:: Record set ::
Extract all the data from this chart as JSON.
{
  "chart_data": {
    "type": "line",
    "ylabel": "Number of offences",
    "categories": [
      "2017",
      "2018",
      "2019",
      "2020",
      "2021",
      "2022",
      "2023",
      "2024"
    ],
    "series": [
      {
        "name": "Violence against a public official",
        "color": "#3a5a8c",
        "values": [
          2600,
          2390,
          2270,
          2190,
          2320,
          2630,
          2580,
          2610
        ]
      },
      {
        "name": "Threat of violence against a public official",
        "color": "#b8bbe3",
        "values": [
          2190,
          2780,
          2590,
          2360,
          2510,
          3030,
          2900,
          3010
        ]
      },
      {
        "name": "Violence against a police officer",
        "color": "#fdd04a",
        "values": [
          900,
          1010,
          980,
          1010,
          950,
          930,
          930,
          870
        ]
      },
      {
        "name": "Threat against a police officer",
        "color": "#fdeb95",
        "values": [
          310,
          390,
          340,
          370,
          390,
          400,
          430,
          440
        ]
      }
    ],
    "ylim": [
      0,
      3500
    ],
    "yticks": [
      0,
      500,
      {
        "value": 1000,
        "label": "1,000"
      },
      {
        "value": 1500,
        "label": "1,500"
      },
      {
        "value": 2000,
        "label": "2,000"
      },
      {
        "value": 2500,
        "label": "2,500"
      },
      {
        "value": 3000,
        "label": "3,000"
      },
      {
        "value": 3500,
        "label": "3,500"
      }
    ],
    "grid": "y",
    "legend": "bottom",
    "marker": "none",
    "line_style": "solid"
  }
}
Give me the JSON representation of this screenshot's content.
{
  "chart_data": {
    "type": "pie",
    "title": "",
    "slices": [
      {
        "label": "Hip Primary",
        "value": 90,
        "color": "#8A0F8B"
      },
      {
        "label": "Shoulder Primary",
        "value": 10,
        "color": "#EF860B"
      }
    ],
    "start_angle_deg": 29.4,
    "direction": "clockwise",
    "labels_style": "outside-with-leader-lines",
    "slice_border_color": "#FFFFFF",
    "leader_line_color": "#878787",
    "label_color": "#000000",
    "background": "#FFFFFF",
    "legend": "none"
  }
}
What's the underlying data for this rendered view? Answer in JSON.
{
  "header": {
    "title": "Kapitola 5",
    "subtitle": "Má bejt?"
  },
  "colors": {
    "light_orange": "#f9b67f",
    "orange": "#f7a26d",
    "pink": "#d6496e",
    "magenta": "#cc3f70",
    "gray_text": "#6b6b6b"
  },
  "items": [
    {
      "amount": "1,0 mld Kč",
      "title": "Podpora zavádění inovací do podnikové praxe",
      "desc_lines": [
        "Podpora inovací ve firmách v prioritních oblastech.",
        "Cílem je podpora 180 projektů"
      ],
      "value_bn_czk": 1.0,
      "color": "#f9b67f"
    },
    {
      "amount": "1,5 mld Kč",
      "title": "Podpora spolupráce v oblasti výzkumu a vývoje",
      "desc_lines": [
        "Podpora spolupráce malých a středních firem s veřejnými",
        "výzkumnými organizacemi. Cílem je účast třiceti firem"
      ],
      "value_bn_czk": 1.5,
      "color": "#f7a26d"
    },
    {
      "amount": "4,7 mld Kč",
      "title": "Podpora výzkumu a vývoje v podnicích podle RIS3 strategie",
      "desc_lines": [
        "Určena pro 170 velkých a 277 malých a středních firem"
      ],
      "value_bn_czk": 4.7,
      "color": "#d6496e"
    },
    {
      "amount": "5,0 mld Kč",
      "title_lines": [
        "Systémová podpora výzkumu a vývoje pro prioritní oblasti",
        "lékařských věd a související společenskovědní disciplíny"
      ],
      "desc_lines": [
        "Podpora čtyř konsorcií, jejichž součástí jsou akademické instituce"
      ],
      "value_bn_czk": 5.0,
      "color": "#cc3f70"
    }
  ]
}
:::
--- The problem ---
The records above must be output exactly, in full.

--- Answer for the task ---
Extract all the data from this chart as JSON.
{
  "chart_data": {
    "type": "line",
    "ylabel": "Number of offences",
    "categories": [
      "2017",
      "2018",
      "2019",
      "2020",
      "2021",
      "2022",
      "2023",
      "2024"
    ],
    "series": [
      {
        "name": "Violence against a public official",
        "color": "#3a5a8c",
        "values": [
          2600,
          2390,
          2270,
          2190,
          2320,
          2630,
          2580,
          2610
        ]
      },
      {
        "name": "Threat of violence against a public official",
        "color": "#b8bbe3",
        "values": [
          2190,
          2780,
          2590,
          2360,
          2510,
          3030,
          2900,
          3010
        ]
      },
      {
        "name": "Violence against a police officer",
        "color": "#fdd04a",
        "values": [
          900,
          1010,
          980,
          1010,
          950,
          930,
          930,
          870
        ]
      },
      {
        "name": "Threat against a police officer",
        "color": "#fdeb95",
        "values": [
          310,
          390,
          340,
          370,
          390,
          400,
          430,
          440
        ]
      }
    ],
    "ylim": [
      0,
      3500
    ],
    "yticks": [
      0,
      500,
      {
        "value": 1000,
        "label": "1,000"
      },
      {
        "value": 1500,
        "label": "1,500"
      },
      {
        "value": 2000,
        "label": "2,000"
      },
      {
        "value": 2500,
        "label": "2,500"
      },
      {
        "value": 3000,
        "label": "3,000"
      },
      {
        "value": 3500,
        "label": "3,500"
      }
    ],
    "grid": "y",
    "legend": "bottom",
    "marker": "none",
    "line_style": "solid"
  }
}
Give me the JSON representation of this screenshot's content.
{
  "chart_data": {
    "type": "pie",
    "title": "",
    "slices": [
      {
        "label": "Hip Primary",
        "value": 90,
        "color": "#8A0F8B"
      },
      {
        "label": "Shoulder Primary",
        "value": 10,
        "color": "#EF860B"
      }
    ],
    "start_angle_deg": 29.4,
    "direction": "clockwise",
    "labels_style": "outside-with-leader-lines",
    "slice_border_color": "#FFFFFF",
    "leader_line_color": "#878787",
    "label_color": "#000000",
    "background": "#FFFFFF",
    "legend": "none"
  }
}
What's the underlying data for this rendered view? Answer in JSON.
{
  "header": {
    "title": "Kapitola 5",
    "subtitle": "Má bejt?"
  },
  "colors": {
    "light_orange": "#f9b67f",
    "orange": "#f7a26d",
    "pink": "#d6496e",
    "magenta": "#cc3f70",
    "gray_text": "#6b6b6b"
  },
  "items": [
    {
      "amount": "1,0 mld Kč",
      "title": "Podpora zavádění inovací do podnikové praxe",
      "desc_lines": [
        "Podpora inovací ve firmách v prioritních oblastech.",
        "Cílem je podpora 180 projektů"
      ],
      "value_bn_czk": 1.0,
      "color": "#f9b67f"
    },
    {
      "amount": "1,5 mld Kč",
      "title": "Podpora spolupráce v oblasti výzkumu a vývoje",
      "desc_lines": [
        "Podpora spolupráce malých a středních firem s veřejnými",
        "výzkumnými organizacemi. Cílem je účast třiceti firem"
      ],
      "value_bn_czk": 1.5,
      "color": "#f7a26d"
    },
    {
      "amount": "4,7 mld Kč",
      "title": "Podpora výzkumu a vývoje v podnicích podle RIS3 strategie",
      "desc_lines": [
        "Určena pro 170 velkých a 277 malých a středních firem"
      ],
      "value_bn_czk": 4.7,
      "color": "#d6496e"
    },
    {
      "amount": "5,0 mld Kč",
      "title_lines": [
        "Systémová podpora výzkumu a vývoje pro prioritní oblasti",
        "lékařských věd a související společenskovědní disciplíny"
      ],
      "desc_lines": [
        "Podpora čtyř konsorcií, jejichž součástí jsou akademické instituce"
      ],
      "value_bn_czk": 5.0,
      "color": "#cc3f70"
    }
  ]
}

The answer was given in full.